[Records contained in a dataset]
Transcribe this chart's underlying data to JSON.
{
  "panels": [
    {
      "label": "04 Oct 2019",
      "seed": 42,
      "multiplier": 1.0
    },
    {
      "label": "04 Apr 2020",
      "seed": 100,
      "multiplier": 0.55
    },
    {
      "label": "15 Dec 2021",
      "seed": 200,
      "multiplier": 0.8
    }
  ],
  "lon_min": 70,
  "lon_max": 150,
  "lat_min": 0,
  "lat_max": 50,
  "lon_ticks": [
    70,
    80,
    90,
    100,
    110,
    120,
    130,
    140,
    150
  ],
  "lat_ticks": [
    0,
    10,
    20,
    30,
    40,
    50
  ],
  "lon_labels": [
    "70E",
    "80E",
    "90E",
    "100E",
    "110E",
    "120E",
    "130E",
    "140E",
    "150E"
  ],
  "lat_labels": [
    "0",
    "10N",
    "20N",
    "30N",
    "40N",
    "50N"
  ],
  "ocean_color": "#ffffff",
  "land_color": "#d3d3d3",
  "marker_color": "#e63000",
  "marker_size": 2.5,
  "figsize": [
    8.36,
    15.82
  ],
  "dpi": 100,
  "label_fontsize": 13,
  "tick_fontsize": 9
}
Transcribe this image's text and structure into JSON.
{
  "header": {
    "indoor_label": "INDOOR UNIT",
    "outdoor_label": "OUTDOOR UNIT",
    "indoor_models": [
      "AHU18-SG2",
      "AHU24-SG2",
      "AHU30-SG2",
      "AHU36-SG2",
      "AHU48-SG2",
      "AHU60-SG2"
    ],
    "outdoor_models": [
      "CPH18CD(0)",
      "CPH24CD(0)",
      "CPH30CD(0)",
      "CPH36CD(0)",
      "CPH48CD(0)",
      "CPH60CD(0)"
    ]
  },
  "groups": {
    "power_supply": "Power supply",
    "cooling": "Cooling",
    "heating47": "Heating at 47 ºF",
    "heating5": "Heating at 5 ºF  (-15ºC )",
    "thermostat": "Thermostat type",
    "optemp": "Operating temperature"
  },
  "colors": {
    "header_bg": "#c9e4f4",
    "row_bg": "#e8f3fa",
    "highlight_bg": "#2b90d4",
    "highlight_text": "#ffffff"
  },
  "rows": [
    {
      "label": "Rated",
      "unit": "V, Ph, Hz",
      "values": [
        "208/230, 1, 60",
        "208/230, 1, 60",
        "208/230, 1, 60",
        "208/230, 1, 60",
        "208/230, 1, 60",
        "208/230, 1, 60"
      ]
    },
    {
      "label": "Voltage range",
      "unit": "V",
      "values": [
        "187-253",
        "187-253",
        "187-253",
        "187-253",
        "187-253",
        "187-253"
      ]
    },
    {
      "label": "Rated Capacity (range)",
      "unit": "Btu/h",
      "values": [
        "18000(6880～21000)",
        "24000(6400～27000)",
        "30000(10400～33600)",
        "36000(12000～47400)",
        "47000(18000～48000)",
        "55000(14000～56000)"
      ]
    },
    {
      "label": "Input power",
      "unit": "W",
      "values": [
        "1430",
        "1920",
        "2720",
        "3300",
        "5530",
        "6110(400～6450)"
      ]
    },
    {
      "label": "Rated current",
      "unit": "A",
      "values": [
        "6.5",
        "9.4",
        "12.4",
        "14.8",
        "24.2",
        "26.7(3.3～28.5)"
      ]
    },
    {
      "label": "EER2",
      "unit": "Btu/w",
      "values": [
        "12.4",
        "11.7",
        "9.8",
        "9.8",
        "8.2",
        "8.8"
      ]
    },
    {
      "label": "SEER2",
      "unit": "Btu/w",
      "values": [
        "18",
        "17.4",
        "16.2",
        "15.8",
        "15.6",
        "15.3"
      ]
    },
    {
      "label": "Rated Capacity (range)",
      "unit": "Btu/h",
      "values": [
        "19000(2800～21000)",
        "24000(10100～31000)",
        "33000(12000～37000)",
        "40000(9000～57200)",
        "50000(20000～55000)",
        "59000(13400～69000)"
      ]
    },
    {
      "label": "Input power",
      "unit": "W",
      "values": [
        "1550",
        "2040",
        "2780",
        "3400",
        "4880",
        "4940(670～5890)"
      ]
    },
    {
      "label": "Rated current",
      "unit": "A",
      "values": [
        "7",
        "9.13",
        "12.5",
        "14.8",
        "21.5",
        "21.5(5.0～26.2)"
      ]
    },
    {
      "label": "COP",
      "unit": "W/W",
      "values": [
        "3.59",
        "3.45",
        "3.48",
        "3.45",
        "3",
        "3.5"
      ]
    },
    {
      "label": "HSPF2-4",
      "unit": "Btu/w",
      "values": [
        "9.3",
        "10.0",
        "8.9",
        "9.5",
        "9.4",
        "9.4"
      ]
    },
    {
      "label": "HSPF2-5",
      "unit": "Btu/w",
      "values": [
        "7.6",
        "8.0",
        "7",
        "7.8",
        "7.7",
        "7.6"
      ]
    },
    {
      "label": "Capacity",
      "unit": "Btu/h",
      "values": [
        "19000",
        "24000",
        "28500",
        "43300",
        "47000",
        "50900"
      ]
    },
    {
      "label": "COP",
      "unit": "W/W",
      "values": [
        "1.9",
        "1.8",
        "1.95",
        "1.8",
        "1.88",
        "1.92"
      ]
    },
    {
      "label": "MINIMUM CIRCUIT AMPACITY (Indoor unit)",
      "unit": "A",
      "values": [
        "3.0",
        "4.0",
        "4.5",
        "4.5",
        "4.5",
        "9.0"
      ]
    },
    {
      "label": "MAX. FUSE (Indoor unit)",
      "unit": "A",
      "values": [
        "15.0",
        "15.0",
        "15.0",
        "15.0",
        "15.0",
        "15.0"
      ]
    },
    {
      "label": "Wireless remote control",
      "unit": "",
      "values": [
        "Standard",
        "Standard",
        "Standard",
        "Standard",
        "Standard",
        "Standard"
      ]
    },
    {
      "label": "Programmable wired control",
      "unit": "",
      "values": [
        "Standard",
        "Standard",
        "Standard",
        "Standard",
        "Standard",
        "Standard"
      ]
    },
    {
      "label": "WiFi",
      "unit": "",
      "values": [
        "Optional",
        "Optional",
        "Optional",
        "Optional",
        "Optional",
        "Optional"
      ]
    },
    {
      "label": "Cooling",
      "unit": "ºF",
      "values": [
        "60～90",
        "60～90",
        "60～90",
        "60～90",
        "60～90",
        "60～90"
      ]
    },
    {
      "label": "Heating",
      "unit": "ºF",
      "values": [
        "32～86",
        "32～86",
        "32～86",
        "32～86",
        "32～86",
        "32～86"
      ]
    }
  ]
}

- _Exercise prompt_:
Set down all of the entries exactly, please.

- _Right answer_:
Transcribe this chart's underlying data to JSON.
{
  "panels": [
    {
      "label": "04 Oct 2019",
      "seed": 42,
      "multiplier": 1.0
    },
    {
      "label": "04 Apr 2020",
      "seed": 100,
      "multiplier": 0.55
    },
    {
      "label": "15 Dec 2021",
      "seed": 200,
      "multiplier": 0.8
    }
  ],
  "lon_min": 70,
  "lon_max": 150,
  "lat_min": 0,
  "lat_max": 50,
  "lon_ticks": [
    70,
    80,
    90,
    100,
    110,
    120,
    130,
    140,
    150
  ],
  "lat_ticks": [
    0,
    10,
    20,
    30,
    40,
    50
  ],
  "lon_labels": [
    "70E",
    "80E",
    "90E",
    "100E",
    "110E",
    "120E",
    "130E",
    "140E",
    "150E"
  ],
  "lat_labels": [
    "0",
    "10N",
    "20N",
    "30N",
    "40N",
    "50N"
  ],
  "ocean_color": "#ffffff",
  "land_color": "#d3d3d3",
  "marker_color": "#e63000",
  "marker_size": 2.5,
  "figsize": [
    8.36,
    15.82
  ],
  "dpi": 100,
  "label_fontsize": 13,
  "tick_fontsize": 9
}
Transcribe this image's text and structure into JSON.
{
  "header": {
    "indoor_label": "INDOOR UNIT",
    "outdoor_label": "OUTDOOR UNIT",
    "indoor_models": [
      "AHU18-SG2",
      "AHU24-SG2",
      "AHU30-SG2",
      "AHU36-SG2",
      "AHU48-SG2",
      "AHU60-SG2"
    ],
    "outdoor_models": [
      "CPH18CD(0)",
      "CPH24CD(0)",
      "CPH30CD(0)",
      "CPH36CD(0)",
      "CPH48CD(0)",
      "CPH60CD(0)"
    ]
  },
  "groups": {
    "power_supply": "Power supply",
    "cooling": "Cooling",
    "heating47": "Heating at 47 ºF",
    "heating5": "Heating at 5 ºF  (-15ºC )",
    "thermostat": "Thermostat type",
    "optemp": "Operating temperature"
  },
  "colors": {
    "header_bg": "#c9e4f4",
    "row_bg": "#e8f3fa",
    "highlight_bg": "#2b90d4",
    "highlight_text": "#ffffff"
  },
  "rows": [
    {
      "label": "Rated",
      "unit": "V, Ph, Hz",
      "values": [
        "208/230, 1, 60",
        "208/230, 1, 60",
        "208/230, 1, 60",
        "208/230, 1, 60",
        "208/230, 1, 60",
        "208/230, 1, 60"
      ]
    },
    {
      "label": "Voltage range",
      "unit": "V",
      "values": [
        "187-253",
        "187-253",
        "187-253",
        "187-253",
        "187-253",
        "187-253"
      ]
    },
    {
      "label": "Rated Capacity (range)",
      "unit": "Btu/h",
      "values": [
        "18000(6880～21000)",
        "24000(6400～27000)",
        "30000(10400～33600)",
        "36000(12000～47400)",
        "47000(18000～48000)",
        "55000(14000～56000)"
      ]
    },
    {
      "label": "Input power",
      "unit": "W",
      "values": [
        "1430",
        "1920",
        "2720",
        "3300",
        "5530",
        "6110(400～6450)"
      ]
    },
    {
      "label": "Rated current",
      "unit": "A",
      "values": [
        "6.5",
        "9.4",
        "12.4",
        "14.8",
        "24.2",
        "26.7(3.3～28.5)"
      ]
    },
    {
      "label": "EER2",
      "unit": "Btu/w",
      "values": [
        "12.4",
        "11.7",
        "9.8",
        "9.8",
        "8.2",
        "8.8"
      ]
    },
    {
      "label": "SEER2",
      "unit": "Btu/w",
      "values": [
        "18",
        "17.4",
        "16.2",
        "15.8",
        "15.6",
        "15.3"
      ]
    },
    {
      "label": "Rated Capacity (range)",
      "unit": "Btu/h",
      "values": [
        "19000(2800～21000)",
        "24000(10100～31000)",
        "33000(12000～37000)",
        "40000(9000～57200)",
        "50000(20000～55000)",
        "59000(13400～69000)"
      ]
    },
    {
      "label": "Input power",
      "unit": "W",
      "values": [
        "1550",
        "2040",
        "2780",
        "3400",
        "4880",
        "4940(670～5890)"
      ]
    },
    {
      "label": "Rated current",
      "unit": "A",
      "values": [
        "7",
        "9.13",
        "12.5",
        "14.8",
        "21.5",
        "21.5(5.0～26.2)"
      ]
    },
    {
      "label": "COP",
      "unit": "W/W",
      "values": [
        "3.59",
        "3.45",
        "3.48",
        "3.45",
        "3",
        "3.5"
      ]
    },
    {
      "label": "HSPF2-4",
      "unit": "Btu/w",
      "values": [
        "9.3",
        "10.0",
        "8.9",
        "9.5",
        "9.4",
        "9.4"
      ]
    },
    {
      "label": "HSPF2-5",
      "unit": "Btu/w",
      "values": [
        "7.6",
        "8.0",
        "7",
        "7.8",
        "7.7",
        "7.6"
      ]
    },
    {
      "label": "Capacity",
      "unit": "Btu/h",
      "values": [
        "19000",
        "24000",
        "28500",
        "43300",
        "47000",
        "50900"
      ]
    },
    {
      "label": "COP",
      "unit": "W/W",
      "values": [
        "1.9",
        "1.8",
        "1.95",
        "1.8",
        "1.88",
        "1.92"
      ]
    },
    {
      "label": "MINIMUM CIRCUIT AMPACITY (Indoor unit)",
      "unit": "A",
      "values": [
        "3.0",
        "4.0",
        "4.5",
        "4.5",
        "4.5",
        "9.0"
      ]
    },
    {
      "label": "MAX. FUSE (Indoor unit)",
      "unit": "A",
      "values": [
        "15.0",
        "15.0",
        "15.0",
        "15.0",
        "15.0",
        "15.0"
      ]
    },
    {
      "label": "Wireless remote control",
      "unit": "",
      "values": [
        "Standard",
        "Standard",
        "Standard",
        "Standard",
        "Standard",
        "Standard"
      ]
    },
    {
      "label": "Programmable wired control",
      "unit": "",
      "values": [
        "Standard",
        "Standard",
        "Standard",
        "Standard",
        "Standard",
        "Standard"
      ]
    },
    {
      "label": "WiFi",
      "unit": "",
      "values": [
        "Optional",
        "Optional",
        "Optional",
        "Optional",
        "Optional",
        "Optional"
      ]
    },
    {
      "label": "Cooling",
      "unit": "ºF",
      "values": [
        "60～90",
        "60～90",
        "60～90",
        "60～90",
        "60～90",
        "60～90"
      ]
    },
    {
      "label": "Heating",
      "unit": "ºF",
      "values": [
        "32～86",
        "32～86",
        "32～86",
        "32～86",
        "32～86",
        "32～86"
      ]
    }
  ]
}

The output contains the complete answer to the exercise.